What the exercise asks:
Copy every line of the data below character for character, keeping the original order.

Supplied material:

::::

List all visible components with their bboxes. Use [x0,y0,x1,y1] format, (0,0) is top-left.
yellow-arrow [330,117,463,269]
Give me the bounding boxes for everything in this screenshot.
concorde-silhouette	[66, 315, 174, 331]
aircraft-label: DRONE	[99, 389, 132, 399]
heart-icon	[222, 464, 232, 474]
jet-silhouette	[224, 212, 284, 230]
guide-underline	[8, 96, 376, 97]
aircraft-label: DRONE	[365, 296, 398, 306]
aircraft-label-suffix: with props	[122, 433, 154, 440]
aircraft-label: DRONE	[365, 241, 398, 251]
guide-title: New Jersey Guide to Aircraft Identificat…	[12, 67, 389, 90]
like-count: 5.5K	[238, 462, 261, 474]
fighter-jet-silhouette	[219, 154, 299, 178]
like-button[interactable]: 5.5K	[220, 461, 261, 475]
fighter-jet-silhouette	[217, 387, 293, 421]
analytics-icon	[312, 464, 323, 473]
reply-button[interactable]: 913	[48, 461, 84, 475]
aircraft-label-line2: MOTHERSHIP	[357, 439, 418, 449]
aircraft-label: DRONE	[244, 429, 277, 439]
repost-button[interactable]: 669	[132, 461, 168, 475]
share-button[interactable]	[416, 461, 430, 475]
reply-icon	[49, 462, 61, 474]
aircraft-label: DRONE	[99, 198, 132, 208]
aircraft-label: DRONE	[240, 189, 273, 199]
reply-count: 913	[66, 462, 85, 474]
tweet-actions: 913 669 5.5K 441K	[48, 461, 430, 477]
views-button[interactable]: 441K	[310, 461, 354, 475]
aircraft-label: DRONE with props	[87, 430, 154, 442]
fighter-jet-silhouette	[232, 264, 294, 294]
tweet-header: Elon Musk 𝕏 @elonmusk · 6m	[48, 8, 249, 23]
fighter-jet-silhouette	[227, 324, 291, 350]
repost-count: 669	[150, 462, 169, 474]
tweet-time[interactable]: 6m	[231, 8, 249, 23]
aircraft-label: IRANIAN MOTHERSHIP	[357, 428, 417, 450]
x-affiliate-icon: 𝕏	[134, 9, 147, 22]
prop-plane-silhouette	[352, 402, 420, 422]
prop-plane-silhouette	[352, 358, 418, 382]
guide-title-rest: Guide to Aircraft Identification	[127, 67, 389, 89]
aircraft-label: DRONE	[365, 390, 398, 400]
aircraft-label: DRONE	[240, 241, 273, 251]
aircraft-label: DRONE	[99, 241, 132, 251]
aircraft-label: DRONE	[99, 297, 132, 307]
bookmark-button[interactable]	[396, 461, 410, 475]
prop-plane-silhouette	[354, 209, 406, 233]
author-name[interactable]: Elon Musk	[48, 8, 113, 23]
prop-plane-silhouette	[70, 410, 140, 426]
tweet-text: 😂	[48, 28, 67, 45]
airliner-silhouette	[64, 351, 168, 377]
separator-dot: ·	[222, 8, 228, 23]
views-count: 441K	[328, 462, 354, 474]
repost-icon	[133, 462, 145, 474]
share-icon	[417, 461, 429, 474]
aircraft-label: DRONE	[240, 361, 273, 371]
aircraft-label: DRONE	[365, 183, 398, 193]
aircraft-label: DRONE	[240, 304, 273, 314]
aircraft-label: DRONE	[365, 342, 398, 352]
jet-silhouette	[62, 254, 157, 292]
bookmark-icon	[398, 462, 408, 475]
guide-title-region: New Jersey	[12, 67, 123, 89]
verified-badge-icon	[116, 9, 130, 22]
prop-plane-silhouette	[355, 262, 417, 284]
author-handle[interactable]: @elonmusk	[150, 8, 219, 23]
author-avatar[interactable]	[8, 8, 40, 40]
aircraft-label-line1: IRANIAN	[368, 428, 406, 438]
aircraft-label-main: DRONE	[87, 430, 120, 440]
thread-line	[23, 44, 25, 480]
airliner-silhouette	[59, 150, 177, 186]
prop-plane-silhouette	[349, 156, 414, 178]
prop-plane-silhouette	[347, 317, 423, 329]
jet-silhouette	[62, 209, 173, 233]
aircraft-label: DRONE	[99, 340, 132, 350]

::::

Complete answer:
List all visible components with their bboxes. Use [x0,y0,x1,y1] format, (0,0) is top-left.
yellow-arrow [330,117,463,269]
Give me the bounding boxes for everything in this screenshot.
concorde-silhouette	[66, 315, 174, 331]
aircraft-label: DRONE	[99, 389, 132, 399]
heart-icon	[222, 464, 232, 474]
jet-silhouette	[224, 212, 284, 230]
guide-underline	[8, 96, 376, 97]
aircraft-label: DRONE	[365, 296, 398, 306]
aircraft-label-suffix: with props	[122, 433, 154, 440]
aircraft-label: DRONE	[365, 241, 398, 251]
guide-title: New Jersey Guide to Aircraft Identificat…	[12, 67, 389, 90]
like-count: 5.5K	[238, 462, 261, 474]
fighter-jet-silhouette	[219, 154, 299, 178]
like-button[interactable]: 5.5K	[220, 461, 261, 475]
fighter-jet-silhouette	[217, 387, 293, 421]
analytics-icon	[312, 464, 323, 473]
reply-button[interactable]: 913	[48, 461, 84, 475]
aircraft-label-line2: MOTHERSHIP	[357, 439, 418, 449]
aircraft-label: DRONE	[244, 429, 277, 439]
repost-button[interactable]: 669	[132, 461, 168, 475]
share-button[interactable]	[416, 461, 430, 475]
reply-icon	[49, 462, 61, 474]
aircraft-label: DRONE	[99, 198, 132, 208]
aircraft-label: DRONE	[240, 189, 273, 199]
reply-count: 913	[66, 462, 85, 474]
tweet-actions: 913 669 5.5K 441K	[48, 461, 430, 477]
views-button[interactable]: 441K	[310, 461, 354, 475]
aircraft-label: DRONE with props	[87, 430, 154, 442]
fighter-jet-silhouette	[232, 264, 294, 294]
tweet-header: Elon Musk 𝕏 @elonmusk · 6m	[48, 8, 249, 23]
fighter-jet-silhouette	[227, 324, 291, 350]
repost-count: 669	[150, 462, 169, 474]
tweet-time[interactable]: 6m	[231, 8, 249, 23]
aircraft-label: IRANIAN MOTHERSHIP	[357, 428, 417, 450]
x-affiliate-icon: 𝕏	[134, 9, 147, 22]
prop-plane-silhouette	[352, 402, 420, 422]
prop-plane-silhouette	[352, 358, 418, 382]
guide-title-rest: Guide to Aircraft Identification	[127, 67, 389, 89]
aircraft-label: DRONE	[365, 390, 398, 400]
aircraft-label: DRONE	[240, 241, 273, 251]
aircraft-label: DRONE	[99, 241, 132, 251]
aircraft-label: DRONE	[99, 297, 132, 307]
bookmark-button[interactable]	[396, 461, 410, 475]
prop-plane-silhouette	[354, 209, 406, 233]
author-name[interactable]: Elon Musk	[48, 8, 113, 23]
prop-plane-silhouette	[70, 410, 140, 426]
tweet-text: 😂	[48, 28, 67, 45]
airliner-silhouette	[64, 351, 168, 377]
separator-dot: ·	[222, 8, 228, 23]
views-count: 441K	[328, 462, 354, 474]
repost-icon	[133, 462, 145, 474]
share-icon	[417, 461, 429, 474]
aircraft-label: DRONE	[240, 361, 273, 371]
aircraft-label: DRONE	[365, 183, 398, 193]
aircraft-label: DRONE	[240, 304, 273, 314]
aircraft-label: DRONE	[365, 342, 398, 352]
jet-silhouette	[62, 254, 157, 292]
bookmark-icon	[398, 462, 408, 475]
guide-title-region: New Jersey	[12, 67, 123, 89]
verified-badge-icon	[116, 9, 130, 22]
prop-plane-silhouette	[355, 262, 417, 284]
author-handle[interactable]: @elonmusk	[150, 8, 219, 23]
author-avatar[interactable]	[8, 8, 40, 40]
aircraft-label-line1: IRANIAN	[368, 428, 406, 438]
aircraft-label-main: DRONE	[87, 430, 120, 440]
thread-line	[23, 44, 25, 480]
airliner-silhouette	[59, 150, 177, 186]
prop-plane-silhouette	[349, 156, 414, 178]
prop-plane-silhouette	[347, 317, 423, 329]
jet-silhouette	[62, 209, 173, 233]
aircraft-label: DRONE	[99, 340, 132, 350]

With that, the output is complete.